Your task is to copy every line of the records below that contains "incl".

Stored data entries
— Begin —

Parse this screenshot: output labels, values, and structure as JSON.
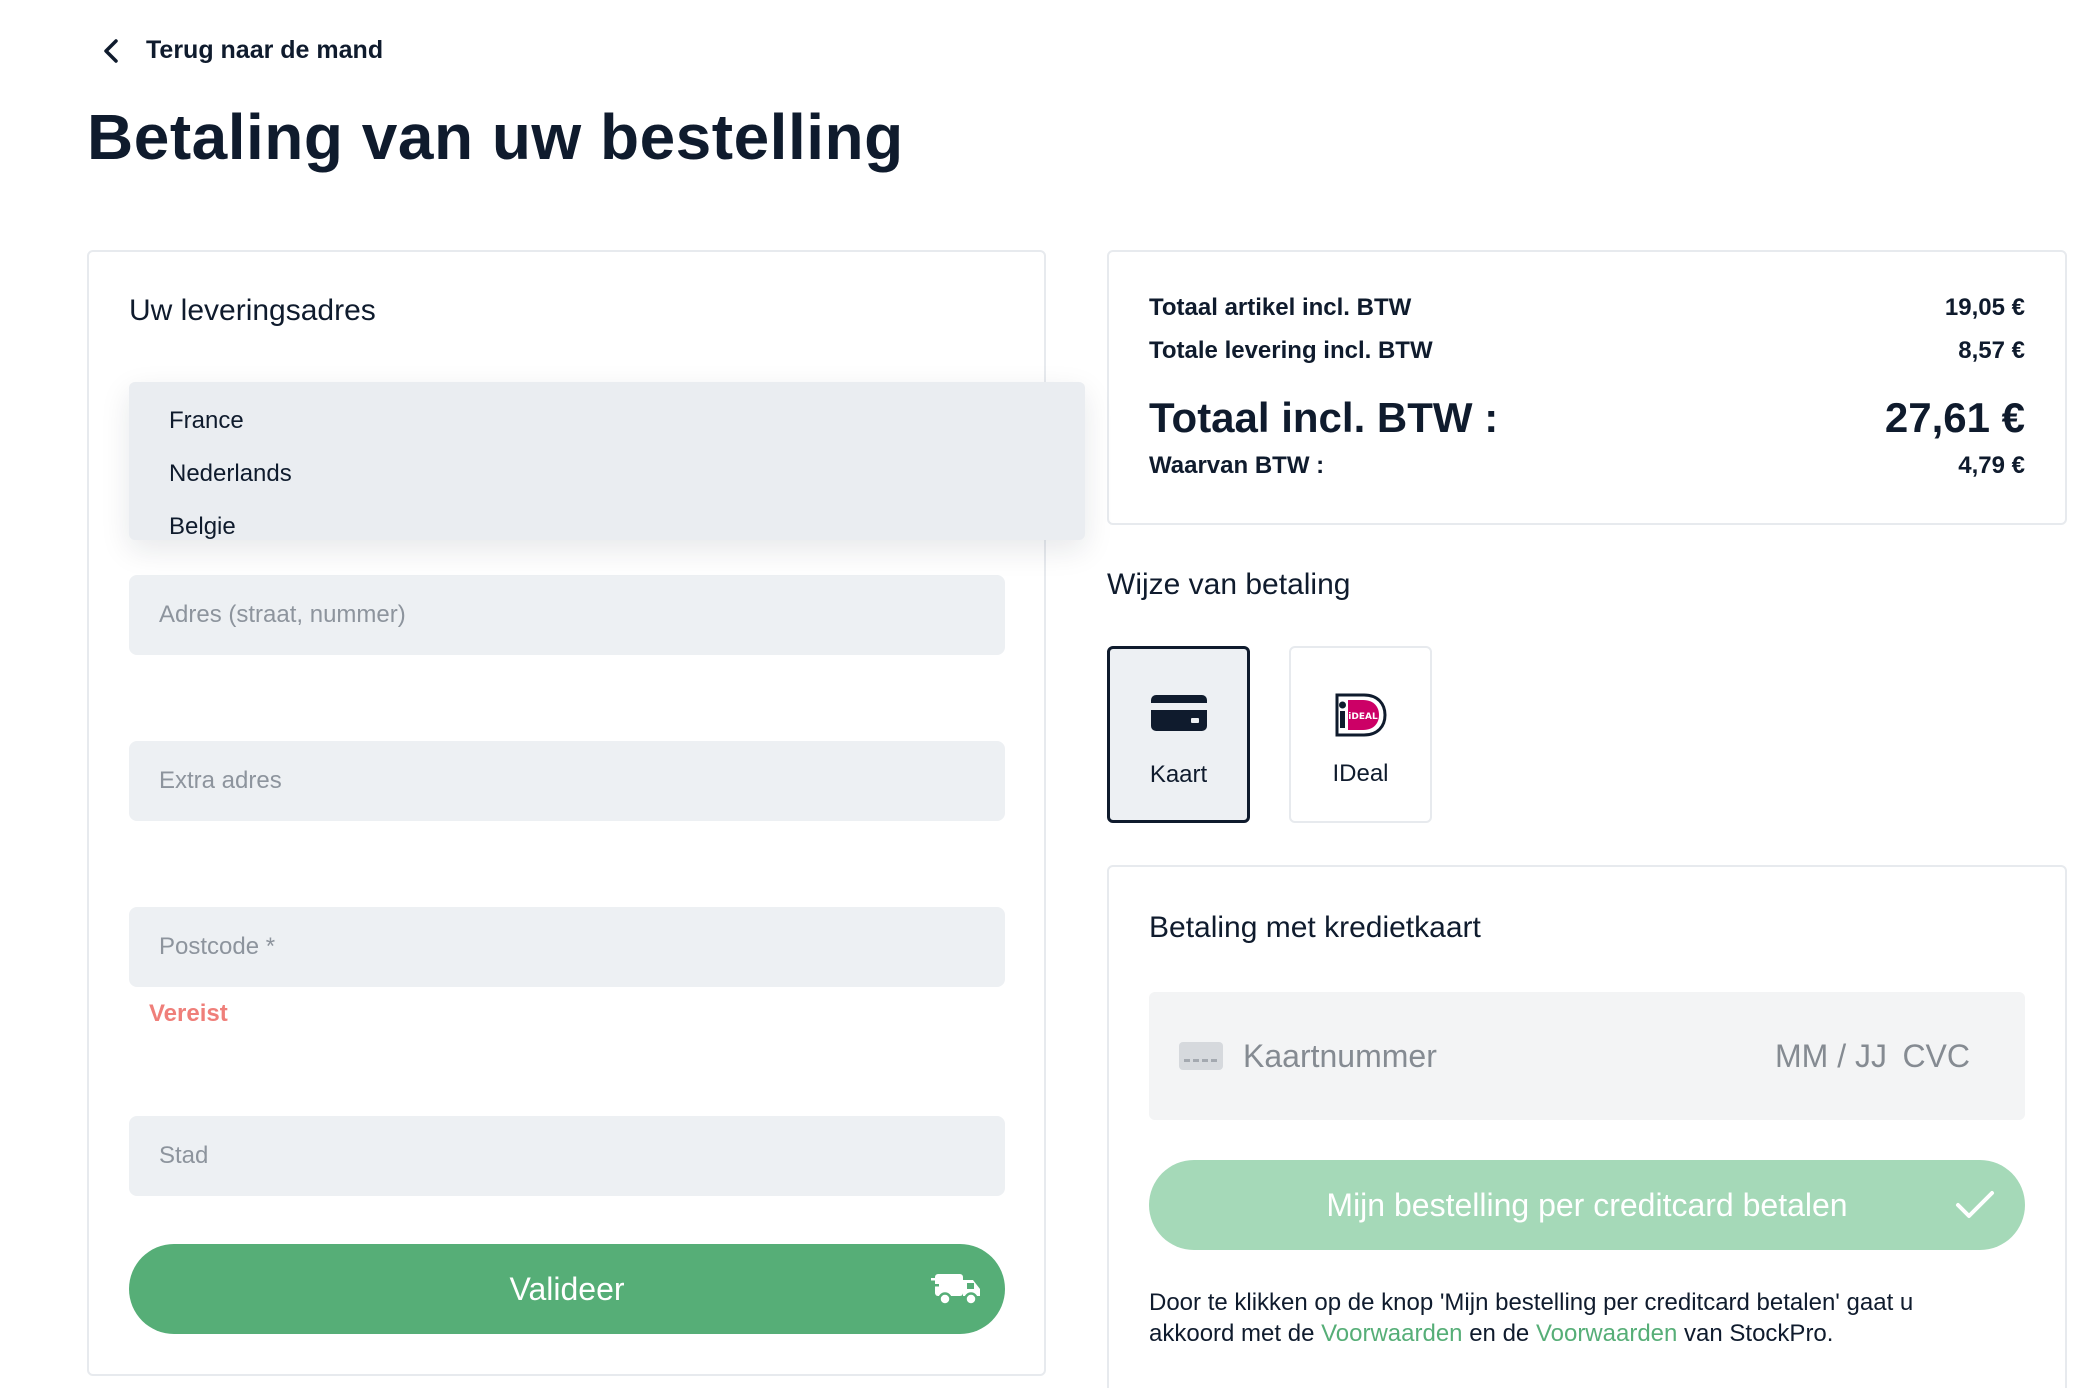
{
  "nav": {
    "back_label": "Terug naar de mand"
  },
  "page": {
    "title": "Betaling van uw bestelling"
  },
  "address": {
    "title": "Uw leveringsadres",
    "country_options": [
      "France",
      "Nederlands",
      "Belgie"
    ],
    "adres_placeholder": "Adres (straat, nummer)",
    "extra_placeholder": "Extra adres",
    "postcode_placeholder": "Postcode *",
    "postcode_error": "Vereist",
    "stad_placeholder": "Stad",
    "validate_label": "Valideer",
    "validate_icon": "delivery-truck-icon"
  },
  "totals": {
    "artikel_label": "Totaal artikel incl. BTW",
    "artikel_value": "19,05 €",
    "levering_label": "Totale levering incl. BTW",
    "levering_value": "8,57 €",
    "total_label": "Totaal incl. BTW :",
    "total_value": "27,61 €",
    "btw_label": "Waarvan BTW :",
    "btw_value": "4,79 €"
  },
  "payment": {
    "method_title": "Wijze van betaling",
    "methods": [
      {
        "label": "Kaart",
        "icon": "credit-card-icon",
        "selected": true
      },
      {
        "label": "IDeal",
        "icon": "ideal-logo-icon",
        "selected": false
      }
    ],
    "ideal_logo_text": "iDEAL",
    "card_title": "Betaling met kredietkaart",
    "card_number_placeholder": "Kaartnummer",
    "expiry_placeholder": "MM / JJ",
    "cvc_placeholder": "CVC",
    "pay_button_label": "Mijn bestelling per creditcard betalen",
    "terms_prefix": "Door te klikken op de knop 'Mijn bestelling per creditcard betalen' gaat u akkoord met de ",
    "terms_link_1": "Voorwaarden",
    "terms_middle": " en de ",
    "terms_link_2": "Voorwaarden",
    "terms_suffix": " van StockPro."
  },
  "colors": {
    "primary_green": "#56ae77",
    "disabled_green": "#a5d9b8",
    "error_red": "#ef7f7a",
    "navy": "#0f1b2d",
    "field_bg": "#edf0f3"
  }
}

— End —

Full answer:
    "artikel_label": "Totaal artikel incl. BTW",
    "levering_label": "Totale levering incl. BTW",
    "total_label": "Totaal incl. BTW :",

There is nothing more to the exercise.